→ **PROBLEM DETAILS**
Copy each line that contains the string "宝鸡地区".

→ **DATA**
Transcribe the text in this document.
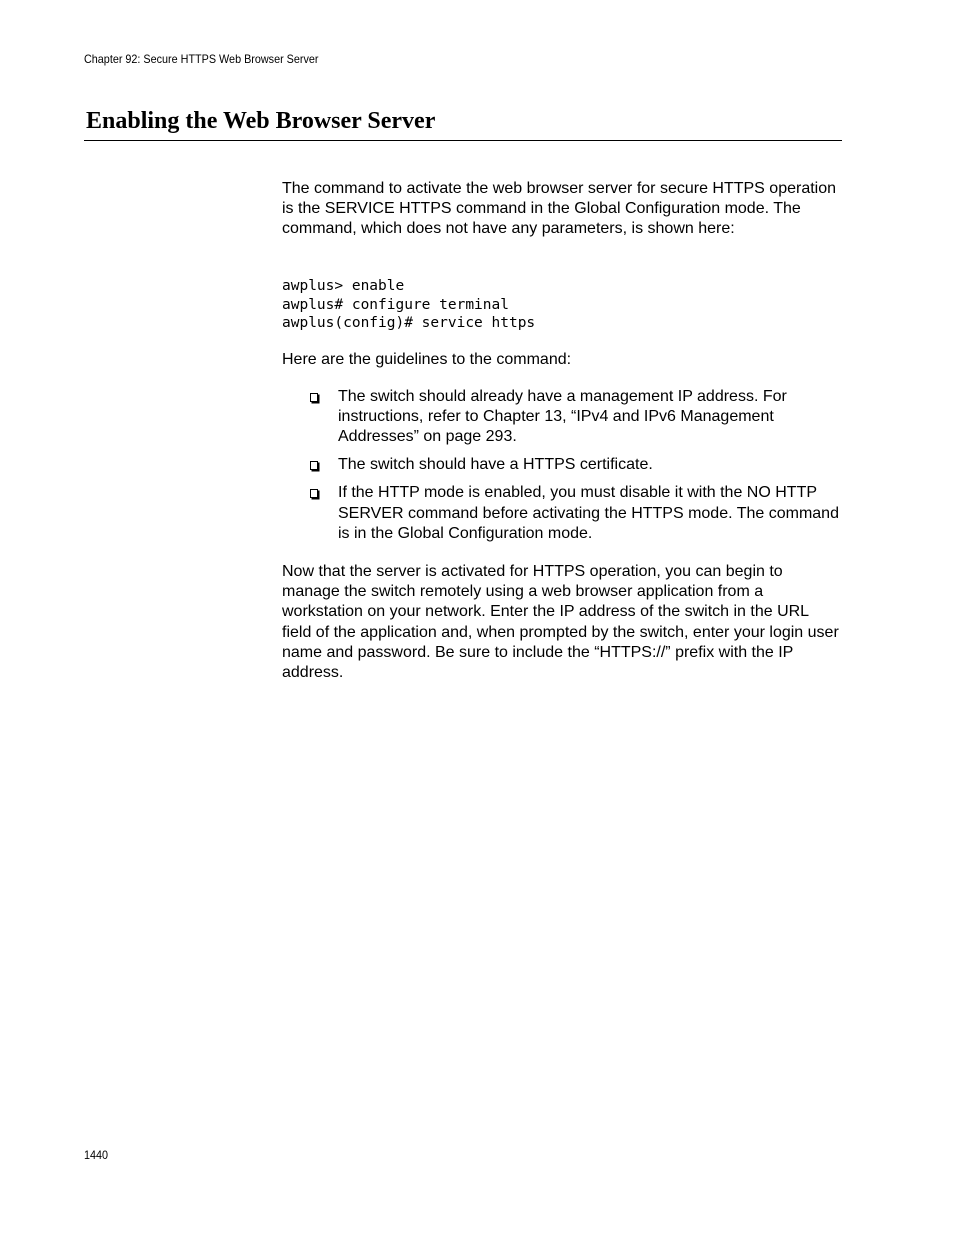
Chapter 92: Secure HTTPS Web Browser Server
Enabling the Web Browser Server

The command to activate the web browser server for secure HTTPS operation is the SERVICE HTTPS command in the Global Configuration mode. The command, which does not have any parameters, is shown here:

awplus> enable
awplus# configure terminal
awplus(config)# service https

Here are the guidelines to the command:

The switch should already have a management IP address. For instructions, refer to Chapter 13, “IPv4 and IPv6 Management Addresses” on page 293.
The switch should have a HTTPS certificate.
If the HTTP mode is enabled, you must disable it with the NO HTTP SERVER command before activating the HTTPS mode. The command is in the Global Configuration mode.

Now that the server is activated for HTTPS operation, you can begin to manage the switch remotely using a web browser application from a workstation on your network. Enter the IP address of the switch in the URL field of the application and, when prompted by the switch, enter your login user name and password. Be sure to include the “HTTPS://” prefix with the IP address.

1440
...
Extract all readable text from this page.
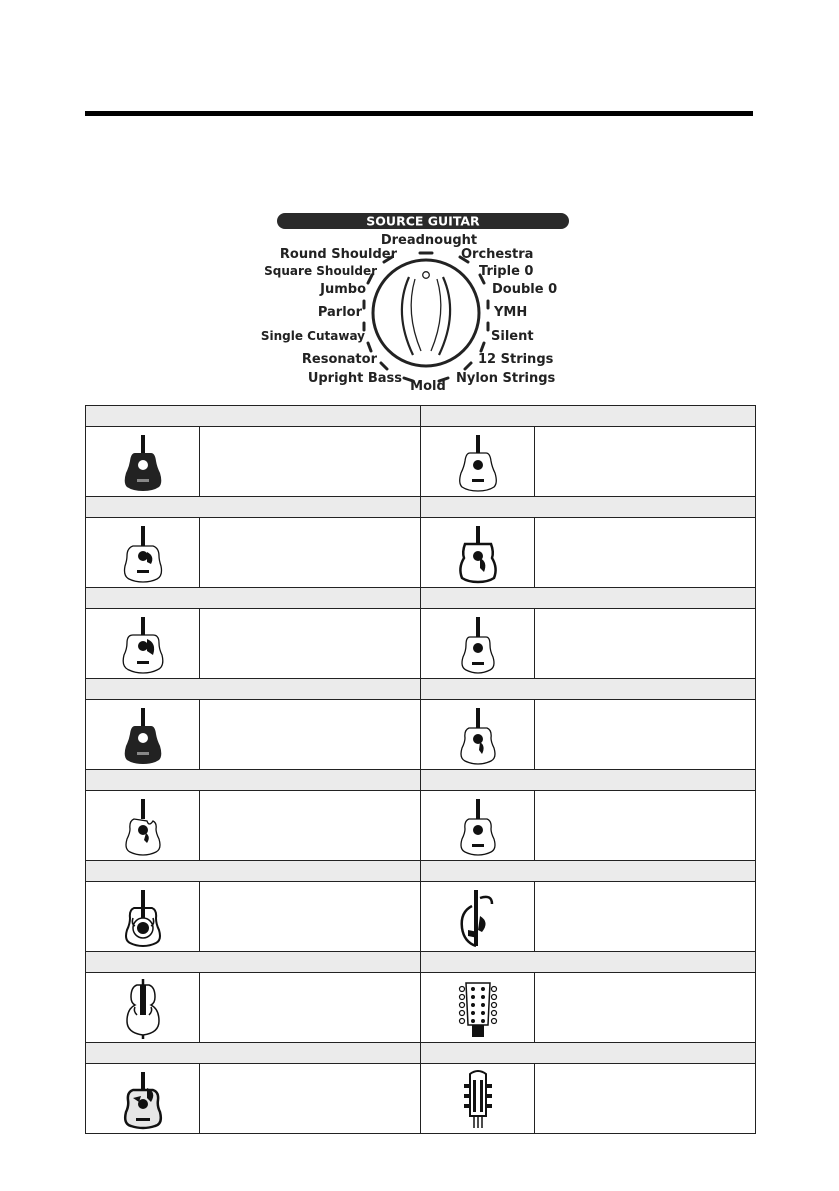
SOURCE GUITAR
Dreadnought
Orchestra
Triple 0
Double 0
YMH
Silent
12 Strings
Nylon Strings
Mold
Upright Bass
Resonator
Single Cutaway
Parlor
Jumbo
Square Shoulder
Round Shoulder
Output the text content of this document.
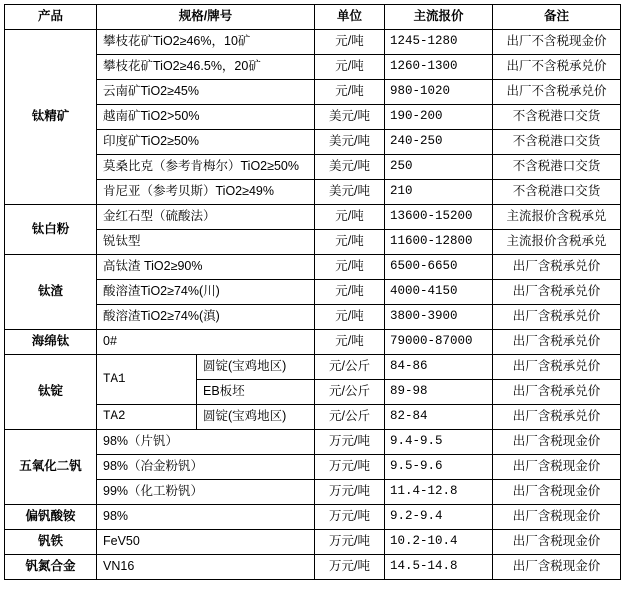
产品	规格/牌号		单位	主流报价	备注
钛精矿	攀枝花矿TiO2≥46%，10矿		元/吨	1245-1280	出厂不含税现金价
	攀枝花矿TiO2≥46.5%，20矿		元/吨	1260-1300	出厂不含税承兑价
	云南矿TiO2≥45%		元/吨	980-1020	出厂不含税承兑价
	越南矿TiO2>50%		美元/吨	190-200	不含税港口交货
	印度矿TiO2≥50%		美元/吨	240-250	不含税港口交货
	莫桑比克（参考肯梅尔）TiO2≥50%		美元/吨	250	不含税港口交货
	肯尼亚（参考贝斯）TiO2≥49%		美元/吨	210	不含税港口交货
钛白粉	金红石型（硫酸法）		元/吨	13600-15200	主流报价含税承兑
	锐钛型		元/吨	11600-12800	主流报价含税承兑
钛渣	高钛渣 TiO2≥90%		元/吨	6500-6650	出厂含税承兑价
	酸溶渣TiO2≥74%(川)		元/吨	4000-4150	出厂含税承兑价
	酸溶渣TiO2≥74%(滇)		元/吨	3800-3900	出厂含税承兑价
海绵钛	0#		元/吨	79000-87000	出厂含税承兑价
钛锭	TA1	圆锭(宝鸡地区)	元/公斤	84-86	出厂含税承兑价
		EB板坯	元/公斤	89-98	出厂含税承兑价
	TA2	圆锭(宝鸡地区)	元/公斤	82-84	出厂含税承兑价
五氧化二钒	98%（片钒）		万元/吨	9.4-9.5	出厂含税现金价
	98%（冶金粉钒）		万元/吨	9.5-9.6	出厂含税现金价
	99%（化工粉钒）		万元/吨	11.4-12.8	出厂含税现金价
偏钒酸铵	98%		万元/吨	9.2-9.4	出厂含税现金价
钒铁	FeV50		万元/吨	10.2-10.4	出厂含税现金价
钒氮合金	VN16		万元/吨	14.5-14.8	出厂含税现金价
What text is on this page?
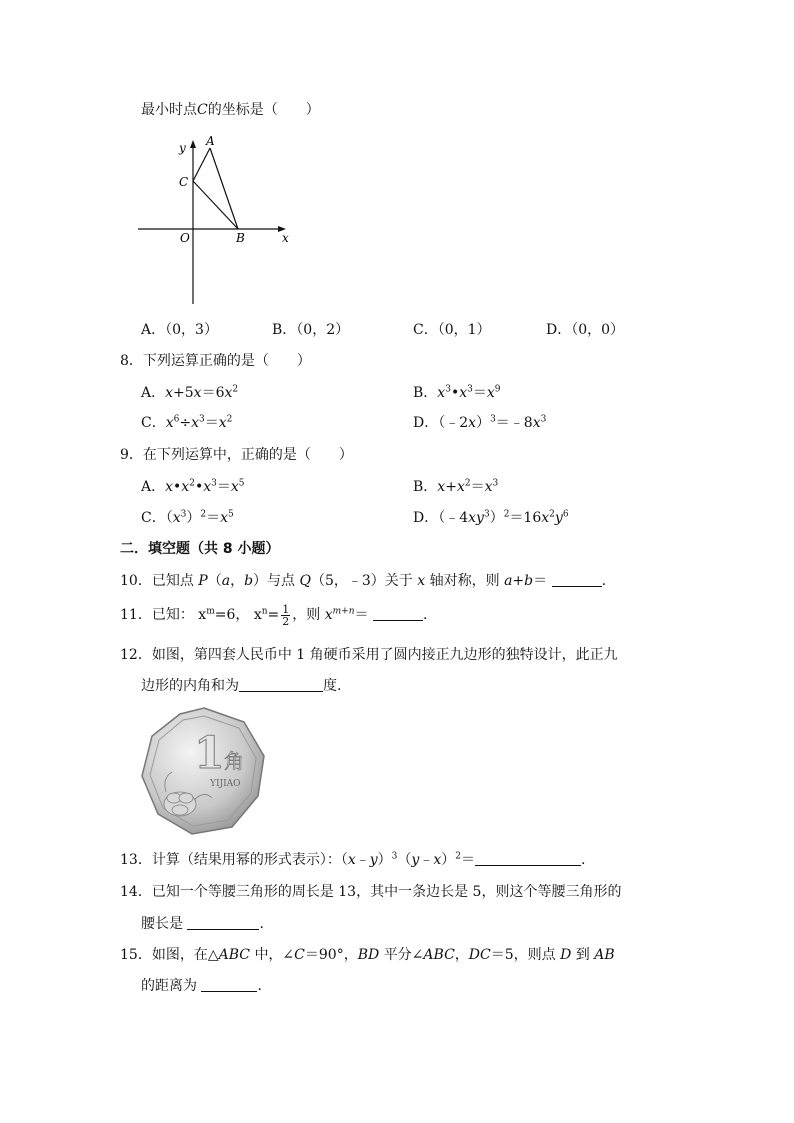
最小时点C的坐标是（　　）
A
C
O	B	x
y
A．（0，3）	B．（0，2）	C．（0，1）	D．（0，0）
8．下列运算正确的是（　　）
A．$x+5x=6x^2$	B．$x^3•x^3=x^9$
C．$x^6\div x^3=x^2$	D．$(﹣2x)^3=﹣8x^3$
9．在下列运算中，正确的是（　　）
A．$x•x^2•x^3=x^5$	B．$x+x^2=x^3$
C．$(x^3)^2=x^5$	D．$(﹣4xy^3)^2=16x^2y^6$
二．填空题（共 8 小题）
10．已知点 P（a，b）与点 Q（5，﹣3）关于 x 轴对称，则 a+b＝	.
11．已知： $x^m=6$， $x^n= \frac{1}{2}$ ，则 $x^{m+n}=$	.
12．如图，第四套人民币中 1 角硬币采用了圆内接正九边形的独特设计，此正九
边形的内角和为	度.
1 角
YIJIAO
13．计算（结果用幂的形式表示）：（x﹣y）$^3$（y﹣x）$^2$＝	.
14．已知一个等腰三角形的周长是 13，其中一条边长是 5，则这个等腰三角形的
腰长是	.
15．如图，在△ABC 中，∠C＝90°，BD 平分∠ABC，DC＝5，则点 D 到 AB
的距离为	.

→ **TASK RESULT**
钛锭	TA1	圆锭(宝鸡地区)	元/公斤	84-86	出厂含税承兑价
	TA2	圆锭(宝鸡地区)	元/公斤	82-84	出厂含税承兑价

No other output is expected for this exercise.